==== Exercise materials ====
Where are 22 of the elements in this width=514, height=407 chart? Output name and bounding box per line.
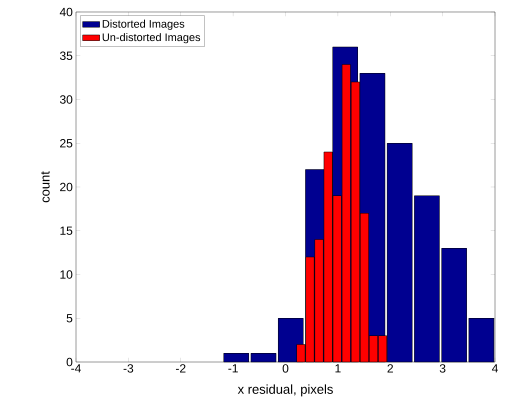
y-tick-label: 20 xyxy=(60,182,72,192)
y-tick-label: 30 xyxy=(60,95,72,104)
x-tick-label: 3 xyxy=(440,364,446,373)
x-tick-label: -1 xyxy=(228,364,238,372)
x-tick-label: 1 xyxy=(335,364,341,372)
y-tick-label: 35 xyxy=(60,52,72,60)
y-tick-label: 10 xyxy=(60,270,72,279)
x-tick-label: -3 xyxy=(124,364,134,373)
x-tick-label: -4 xyxy=(71,364,81,372)
y-tick-label: 15 xyxy=(60,226,72,235)
y-tick-label: 0 xyxy=(66,358,72,366)
x-tick-label: 0 xyxy=(282,364,288,373)
y-axis-title: count xyxy=(41,171,50,202)
y-tick-label: 25 xyxy=(60,139,72,148)
x-axis-title: x residual, pixels xyxy=(238,384,333,396)
legend-label: Distorted Images xyxy=(102,20,184,30)
legend-label: Un-distorted Images xyxy=(102,33,200,44)
y-tick-label: 40 xyxy=(60,8,72,16)
x-tick-label: 4 xyxy=(492,364,498,372)
y-tick-label: 5 xyxy=(66,314,72,322)
x-tick-label: 2 xyxy=(388,364,393,373)
x-tick-label: -2 xyxy=(176,364,186,373)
====
Return every line of the material above exactly as it appears, leaving out the picture.

* _The output_:
Where are 22 of the elements in this width=514, height=407 chart? Output name and bounding box per line.
y-tick-label: 20 xyxy=(60,182,72,192)
y-tick-label: 30 xyxy=(60,95,72,104)
x-tick-label: 3 xyxy=(440,364,446,373)
x-tick-label: -1 xyxy=(228,364,238,372)
x-tick-label: 1 xyxy=(335,364,341,372)
y-tick-label: 35 xyxy=(60,52,72,60)
y-tick-label: 10 xyxy=(60,270,72,279)
x-tick-label: -3 xyxy=(124,364,134,373)
x-tick-label: -4 xyxy=(71,364,81,372)
y-tick-label: 15 xyxy=(60,226,72,235)
y-tick-label: 0 xyxy=(66,358,72,366)
x-tick-label: 0 xyxy=(282,364,288,373)
y-axis-title: count xyxy=(41,171,50,202)
y-tick-label: 25 xyxy=(60,139,72,148)
x-axis-title: x residual, pixels xyxy=(238,384,333,396)
legend-label: Distorted Images xyxy=(102,20,184,30)
legend-label: Un-distorted Images xyxy=(102,33,200,44)
y-tick-label: 40 xyxy=(60,8,72,16)
x-tick-label: 4 xyxy=(492,364,498,372)
y-tick-label: 5 xyxy=(66,314,72,322)
x-tick-label: 2 xyxy=(388,364,393,373)
x-tick-label: -2 xyxy=(176,364,186,373)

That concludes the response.